START
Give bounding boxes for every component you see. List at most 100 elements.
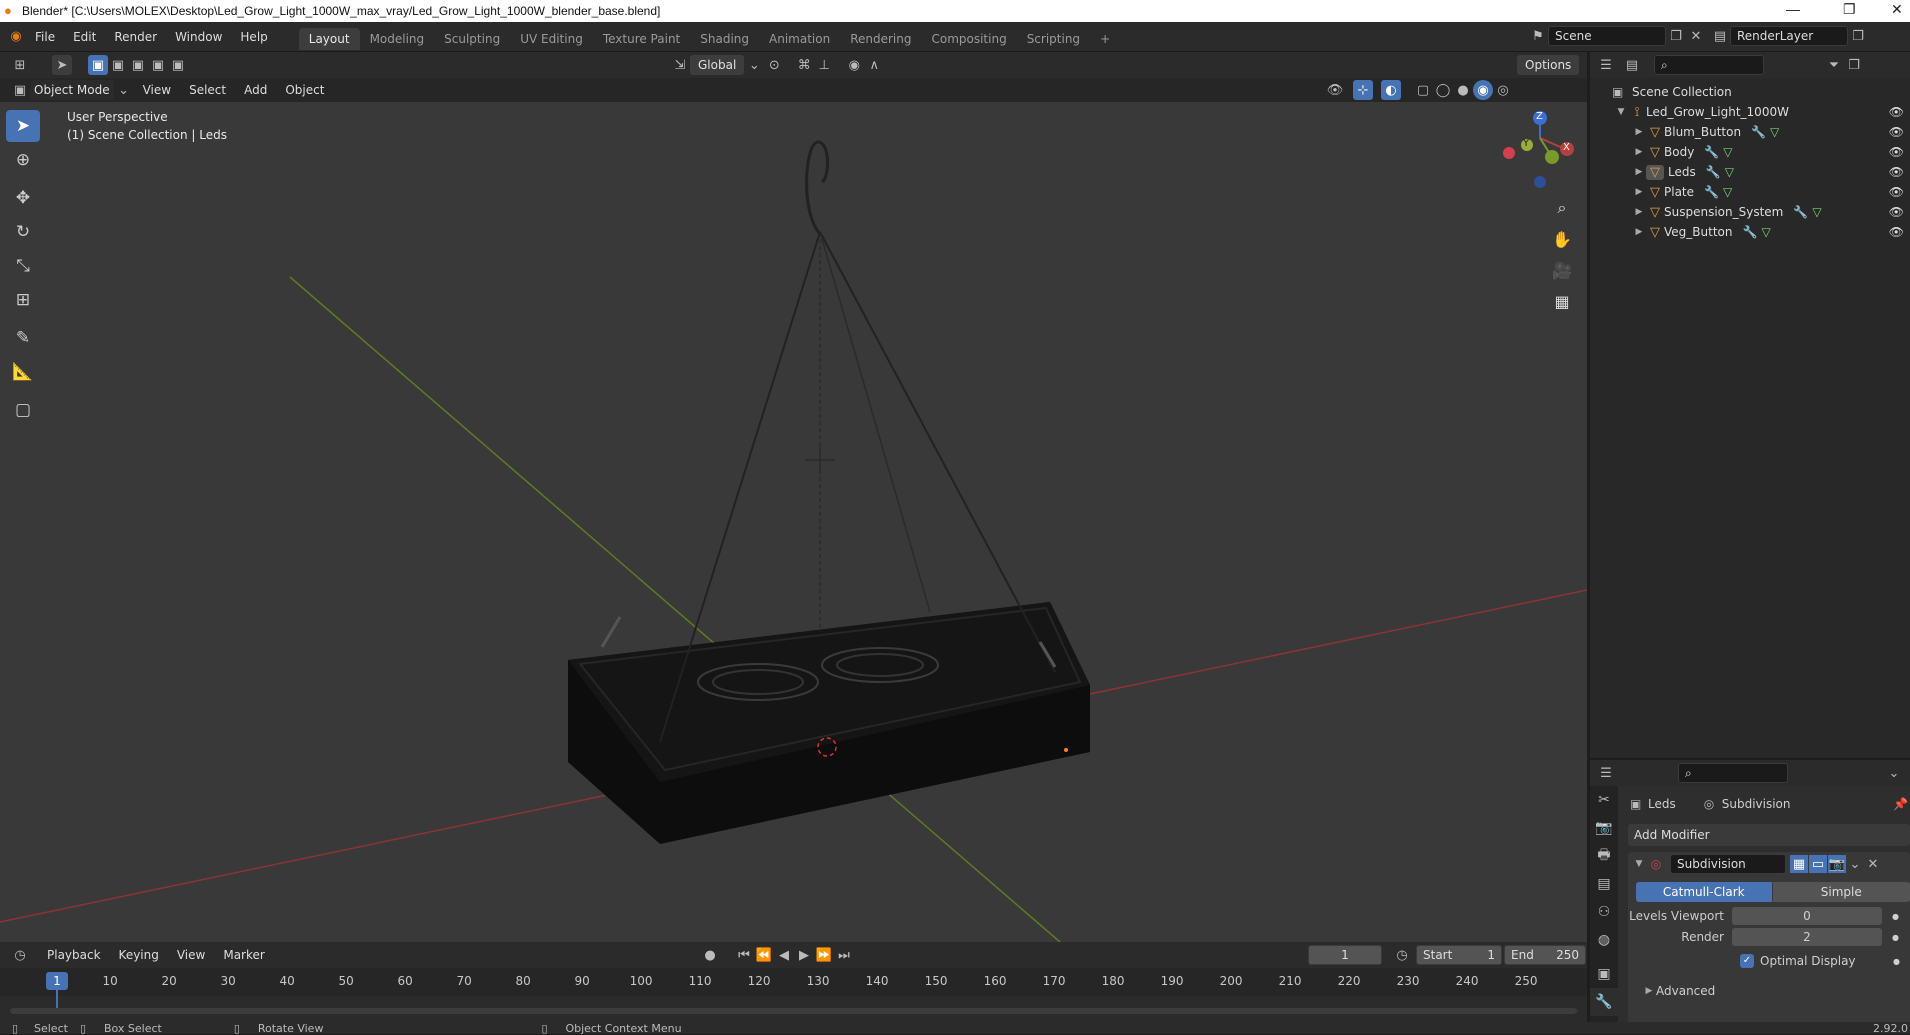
catmull-clark-option[interactable]: Catmull-Clark: [1636, 882, 1772, 902]
select-tool-icon[interactable]: ➤: [52, 55, 72, 75]
menu-keying[interactable]: Keying: [110, 940, 168, 970]
menu-marker[interactable]: Marker: [214, 940, 273, 970]
eye-icon[interactable]: 👁: [1889, 125, 1904, 139]
proportional-edit-icon[interactable]: ◉: [844, 55, 864, 75]
mesh-data-icon[interactable]: ▽: [1761, 225, 1770, 239]
tree-row-collection[interactable]: ▼ ⟟ Led_Grow_Light_1000W 👁: [1590, 102, 1910, 122]
expand-triangle-icon[interactable]: ▶: [1632, 187, 1646, 197]
editor-type-icon[interactable]: ☰: [1596, 763, 1616, 783]
edit-mode-toggle-icon[interactable]: ▦: [1790, 855, 1808, 873]
object-tab-icon[interactable]: ▣: [1590, 960, 1618, 988]
mesh-data-icon[interactable]: ▽: [1770, 125, 1779, 139]
remove-scene-icon[interactable]: ✕: [1686, 26, 1706, 46]
expand-triangle-icon[interactable]: ▶: [1632, 147, 1646, 157]
expand-triangle-icon[interactable]: ▶: [1632, 207, 1646, 217]
timeline-scrollbar[interactable]: [10, 1008, 1577, 1014]
render-levels-field[interactable]: 2: [1732, 928, 1882, 946]
wrench-icon[interactable]: 🔧: [1706, 165, 1721, 179]
editor-type-icon[interactable]: ☰: [1596, 55, 1616, 75]
measure-tool[interactable]: 📐: [6, 356, 40, 388]
options-dropdown[interactable]: Options: [1517, 55, 1580, 75]
menu-render[interactable]: Render: [105, 22, 166, 52]
xray-toggle-icon[interactable]: ▢: [1413, 80, 1433, 100]
tab-compositing[interactable]: Compositing: [921, 28, 1016, 50]
expand-triangle-icon[interactable]: ▶: [1642, 986, 1656, 996]
3d-viewport[interactable]: Z X Y ➤ ⊕ ✥ ↻ ⤡ ⊞ ✎ 📐 ▢ User Perspective…: [0, 102, 1587, 942]
output-tab-icon[interactable]: 🖶: [1590, 842, 1618, 870]
editor-type-icon[interactable]: ◷: [10, 945, 30, 965]
tab-uv-editing[interactable]: UV Editing: [510, 28, 593, 50]
timeline-ruler[interactable]: 1 10 20 30 40 50 60 70 80 90 100 110 120 130 140 150 160…: [0, 968, 1587, 996]
mesh-data-icon[interactable]: ▽: [1723, 185, 1732, 199]
transform-tool[interactable]: ⊞: [6, 284, 40, 316]
rotate-tool[interactable]: ↻: [6, 216, 40, 248]
new-collection-icon[interactable]: ❐: [1844, 55, 1864, 75]
tab-shading[interactable]: Shading: [690, 28, 759, 50]
render-toggle-icon[interactable]: 📷: [1828, 855, 1846, 873]
menu-file[interactable]: File: [26, 22, 64, 52]
select-mode-new-icon[interactable]: ▣: [88, 55, 108, 75]
keyframe-dot-icon[interactable]: ●: [1892, 933, 1899, 942]
close-icon[interactable]: ✕: [1864, 854, 1882, 874]
tab-modeling[interactable]: Modeling: [360, 28, 435, 50]
close-button[interactable]: ✕: [1891, 1, 1903, 18]
current-frame-field[interactable]: 1: [1308, 945, 1382, 965]
eye-icon[interactable]: 👁: [1889, 165, 1904, 179]
tree-row-object[interactable]: ▶ ▽ Veg_Button 🔧 ▽ 👁: [1590, 222, 1910, 242]
eye-icon[interactable]: 👁: [1889, 145, 1904, 159]
select-mode-intersect-icon[interactable]: ▣: [168, 55, 188, 75]
wrench-icon[interactable]: 🔧: [1751, 125, 1766, 139]
wrench-icon[interactable]: 🔧: [1793, 205, 1808, 219]
gizmo-toggle-icon[interactable]: ⊹: [1353, 80, 1373, 100]
tree-row-object[interactable]: ▶ ▽ Body 🔧 ▽ 👁: [1590, 142, 1910, 162]
jump-start-icon[interactable]: ⏮: [734, 945, 754, 965]
menu-help[interactable]: Help: [231, 22, 276, 52]
play-icon[interactable]: ▶: [794, 945, 814, 965]
chevron-down-icon[interactable]: ⌄: [114, 80, 134, 100]
tab-layout[interactable]: Layout: [298, 27, 360, 50]
select-box-tool[interactable]: ➤: [6, 110, 40, 142]
chevron-down-icon[interactable]: ⌄: [1846, 854, 1864, 874]
tab-scripting[interactable]: Scripting: [1017, 28, 1090, 50]
viewport-toggle-icon[interactable]: ▭: [1809, 855, 1827, 873]
overlay-toggle-icon[interactable]: ◐: [1381, 80, 1401, 100]
world-tab-icon[interactable]: ◍: [1590, 926, 1618, 954]
new-layer-icon[interactable]: ❐: [1848, 26, 1868, 46]
eye-icon[interactable]: 👁: [1889, 185, 1904, 199]
menu-add[interactable]: Add: [235, 75, 276, 105]
minimize-button[interactable]: —: [1786, 1, 1800, 17]
display-mode-icon[interactable]: ▤: [1622, 55, 1642, 75]
menu-view[interactable]: View: [168, 940, 214, 970]
perspective-toggle-icon[interactable]: ▦: [1548, 287, 1576, 315]
tab-rendering[interactable]: Rendering: [840, 28, 921, 50]
gizmo-y-label[interactable]: Y: [1523, 138, 1529, 149]
expand-triangle-icon[interactable]: ▶: [1632, 227, 1646, 237]
select-mode-extend-icon[interactable]: ▣: [108, 55, 128, 75]
render-tab-icon[interactable]: 📷: [1590, 814, 1618, 842]
eye-icon[interactable]: 👁: [1889, 225, 1904, 239]
rendered-shading-icon[interactable]: ◎: [1493, 80, 1513, 100]
select-mode-invert-icon[interactable]: ▣: [148, 55, 168, 75]
pin-icon[interactable]: 📌: [1893, 797, 1908, 811]
modifier-tab-icon[interactable]: 🔧: [1590, 988, 1618, 1016]
tree-row-object[interactable]: ▶ ▽ Plate 🔧 ▽ 👁: [1590, 182, 1910, 202]
tree-row-object-active[interactable]: ▶ ▽ Leds 🔧 ▽ 👁: [1590, 162, 1910, 182]
select-mode-subtract-icon[interactable]: ▣: [128, 55, 148, 75]
prev-keyframe-icon[interactable]: ⏪: [754, 945, 774, 965]
wireframe-shading-icon[interactable]: ◯: [1433, 80, 1453, 100]
solid-shading-icon[interactable]: ●: [1453, 80, 1473, 100]
transform-orientation-dropdown[interactable]: Global: [690, 55, 745, 75]
falloff-icon[interactable]: ∧: [864, 55, 884, 75]
next-keyframe-icon[interactable]: ⏩: [814, 945, 834, 965]
record-icon[interactable]: ●: [700, 945, 720, 965]
pan-hand-icon[interactable]: ✋: [1548, 225, 1576, 253]
menu-view[interactable]: View: [134, 75, 180, 105]
expand-triangle-icon[interactable]: ▶: [1632, 127, 1646, 137]
add-cube-tool[interactable]: ▢: [6, 394, 40, 426]
zoom-icon[interactable]: ⌕: [1548, 194, 1576, 222]
new-scene-icon[interactable]: ❐: [1666, 26, 1686, 46]
end-frame-field[interactable]: End 250: [1504, 945, 1586, 965]
editor-type-icon[interactable]: ⊞: [10, 55, 30, 75]
advanced-subpanel[interactable]: ▶ Advanced: [1628, 981, 1910, 1001]
tool-tab-icon[interactable]: ✂: [1590, 786, 1618, 814]
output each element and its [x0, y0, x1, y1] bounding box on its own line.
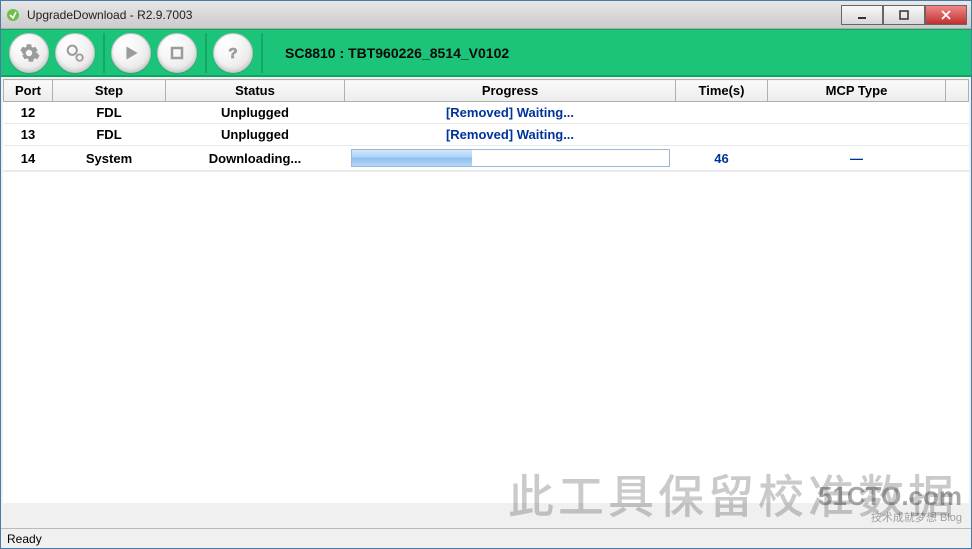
END
Exercise aim: Render all of the material above as a numbered list, one line per item, with blank lines omitted. Leave the pictures out of your answer.

Written answer:
1. Give bounding boxes for every component you see. List at most 100 elements.
2. catmull-clark-option[interactable]: Catmull-Clark: [1636, 882, 1772, 902]
3. select-tool-icon[interactable]: ➤: [52, 55, 72, 75]
4. menu-keying[interactable]: Keying: [110, 940, 168, 970]
5. menu-marker[interactable]: Marker: [214, 940, 273, 970]
6. eye-icon[interactable]: 👁: [1889, 125, 1904, 139]
7. proportional-edit-icon[interactable]: ◉: [844, 55, 864, 75]
8. mesh-data-icon[interactable]: ▽: [1761, 225, 1770, 239]
9. tree-row-collection[interactable]: ▼ ⟟ Led_Grow_Light_1000W 👁: [1590, 102, 1910, 122]
10. expand-triangle-icon[interactable]: ▶: [1632, 187, 1646, 197]
11. editor-type-icon[interactable]: ☰: [1596, 763, 1616, 783]
12. edit-mode-toggle-icon[interactable]: ▦: [1790, 855, 1808, 873]
13. object-tab-icon[interactable]: ▣: [1590, 960, 1618, 988]
14. mesh-data-icon[interactable]: ▽: [1770, 125, 1779, 139]
15. remove-scene-icon[interactable]: ✕: [1686, 26, 1706, 46]
16. expand-triangle-icon[interactable]: ▶: [1632, 147, 1646, 157]
17. expand-triangle-icon[interactable]: ▶: [1632, 207, 1646, 217]
18. timeline-scrollbar[interactable]: [10, 1008, 1577, 1014]
19. render-levels-field[interactable]: 2: [1732, 928, 1882, 946]
20. wrench-icon[interactable]: 🔧: [1706, 165, 1721, 179]
21. editor-type-icon[interactable]: ☰: [1596, 55, 1616, 75]
22. measure-tool[interactable]: 📐: [6, 356, 40, 388]
23. options-dropdown[interactable]: Options: [1517, 55, 1580, 75]
24. menu-render[interactable]: Render: [105, 22, 166, 52]
25. xray-toggle-icon[interactable]: ▢: [1413, 80, 1433, 100]
26. tab-compositing[interactable]: Compositing: [921, 28, 1016, 50]
27. expand-triangle-icon[interactable]: ▶: [1642, 986, 1656, 996]
28. 3d-viewport[interactable]: Z X Y ➤ ⊕ ✥ ↻ ⤡ ⊞ ✎ 📐 ▢ User Perspective…: [0, 102, 1587, 942]
29. output-tab-icon[interactable]: 🖶: [1590, 842, 1618, 870]
30. editor-type-icon[interactable]: ◷: [10, 945, 30, 965]
31. tab-uv-editing[interactable]: UV Editing: [510, 28, 593, 50]
32. timeline-ruler[interactable]: 1 10 20 30 40 50 60 70 80 90 100 110 120 130 140 150 160…: [0, 968, 1587, 996]
33. mesh-data-icon[interactable]: ▽: [1723, 185, 1732, 199]
34. transform-tool[interactable]: ⊞: [6, 284, 40, 316]
35. rotate-tool[interactable]: ↻: [6, 216, 40, 248]
36. new-collection-icon[interactable]: ❐: [1844, 55, 1864, 75]
37. tab-shading[interactable]: Shading: [690, 28, 759, 50]
38. render-toggle-icon[interactable]: 📷: [1828, 855, 1846, 873]
39. menu-file[interactable]: File: [26, 22, 64, 52]
40. select-mode-new-icon[interactable]: ▣: [88, 55, 108, 75]
41. keyframe-dot-icon[interactable]: ●: [1892, 933, 1899, 942]
42. close-icon[interactable]: ✕: [1864, 854, 1882, 874]
43. tab-modeling[interactable]: Modeling: [360, 28, 435, 50]
44. close-button[interactable]: ✕: [1891, 1, 1903, 18]
45. current-frame-field[interactable]: 1: [1308, 945, 1382, 965]
46. eye-icon[interactable]: 👁: [1889, 165, 1904, 179]
47. tree-row-object[interactable]: ▶ ▽ Veg_Button 🔧 ▽ 👁: [1590, 222, 1910, 242]
48. eye-icon[interactable]: 👁: [1889, 145, 1904, 159]
49. select-mode-intersect-icon[interactable]: ▣: [168, 55, 188, 75]
50. wrench-icon[interactable]: 🔧: [1751, 125, 1766, 139]
51. wrench-icon[interactable]: 🔧: [1793, 205, 1808, 219]
52. gizmo-toggle-icon[interactable]: ⊹: [1353, 80, 1373, 100]
53. tree-row-object[interactable]: ▶ ▽ Body 🔧 ▽ 👁: [1590, 142, 1910, 162]
54. jump-start-icon[interactable]: ⏮: [734, 945, 754, 965]
55. menu-help[interactable]: Help: [231, 22, 276, 52]
56. play-icon[interactable]: ▶: [794, 945, 814, 965]
57. chevron-down-icon[interactable]: ⌄: [114, 80, 134, 100]
58. tab-layout[interactable]: Layout: [298, 27, 360, 50]
59. select-box-tool[interactable]: ➤: [6, 110, 40, 142]
60. chevron-down-icon[interactable]: ⌄: [1846, 854, 1864, 874]
61. tab-scripting[interactable]: Scripting: [1017, 28, 1090, 50]
62. viewport-toggle-icon[interactable]: ▭: [1809, 855, 1827, 873]
63. overlay-toggle-icon[interactable]: ◐: [1381, 80, 1401, 100]
64. world-tab-icon[interactable]: ◍: [1590, 926, 1618, 954]
65. new-layer-icon[interactable]: ❐: [1848, 26, 1868, 46]
66. eye-icon[interactable]: 👁: [1889, 185, 1904, 199]
67. menu-add[interactable]: Add: [235, 75, 276, 105]
68. minimize-button[interactable]: —: [1786, 1, 1800, 17]
69. display-mode-icon[interactable]: ▤: [1622, 55, 1642, 75]
70. menu-view[interactable]: View: [168, 940, 214, 970]
71. perspective-toggle-icon[interactable]: ▦: [1548, 287, 1576, 315]
72. tab-rendering[interactable]: Rendering: [840, 28, 921, 50]
73. gizmo-y-label[interactable]: Y: [1523, 138, 1529, 149]
74. expand-triangle-icon[interactable]: ▶: [1632, 227, 1646, 237]
75. select-mode-extend-icon[interactable]: ▣: [108, 55, 128, 75]
76. render-tab-icon[interactable]: 📷: [1590, 814, 1618, 842]
77. eye-icon[interactable]: 👁: [1889, 225, 1904, 239]
78. rendered-shading-icon[interactable]: ◎: [1493, 80, 1513, 100]
79. select-mode-invert-icon[interactable]: ▣: [148, 55, 168, 75]
80. pin-icon[interactable]: 📌: [1893, 797, 1908, 811]
81. modifier-tab-icon[interactable]: 🔧: [1590, 988, 1618, 1016]
82. tree-row-object[interactable]: ▶ ▽ Plate 🔧 ▽ 👁: [1590, 182, 1910, 202]
83. tree-row-object-active[interactable]: ▶ ▽ Leds 🔧 ▽ 👁: [1590, 162, 1910, 182]
84. select-mode-subtract-icon[interactable]: ▣: [128, 55, 148, 75]
85. prev-keyframe-icon[interactable]: ⏪: [754, 945, 774, 965]
86. wireframe-shading-icon[interactable]: ◯: [1433, 80, 1453, 100]
87. solid-shading-icon[interactable]: ●: [1453, 80, 1473, 100]
88. transform-orientation-dropdown[interactable]: Global: [690, 55, 745, 75]
89. falloff-icon[interactable]: ∧: [864, 55, 884, 75]
90. next-keyframe-icon[interactable]: ⏩: [814, 945, 834, 965]
91. record-icon[interactable]: ●: [700, 945, 720, 965]
92. pan-hand-icon[interactable]: ✋: [1548, 225, 1576, 253]
93. menu-view[interactable]: View: [134, 75, 180, 105]
94. expand-triangle-icon[interactable]: ▶: [1632, 127, 1646, 137]
95. add-cube-tool[interactable]: ▢: [6, 394, 40, 426]
96. zoom-icon[interactable]: ⌕: [1548, 194, 1576, 222]
97. new-scene-icon[interactable]: ❐: [1666, 26, 1686, 46]
98. end-frame-field[interactable]: End 250: [1504, 945, 1586, 965]
99. editor-type-icon[interactable]: ⊞: [10, 55, 30, 75]
100. advanced-subpanel[interactable]: ▶ Advanced: [1628, 981, 1910, 1001]
101. tool-tab-icon[interactable]: ✂: [1590, 786, 1618, 814]
102. output each element and its [x0, y0, x1, y1] bounding box on its own line.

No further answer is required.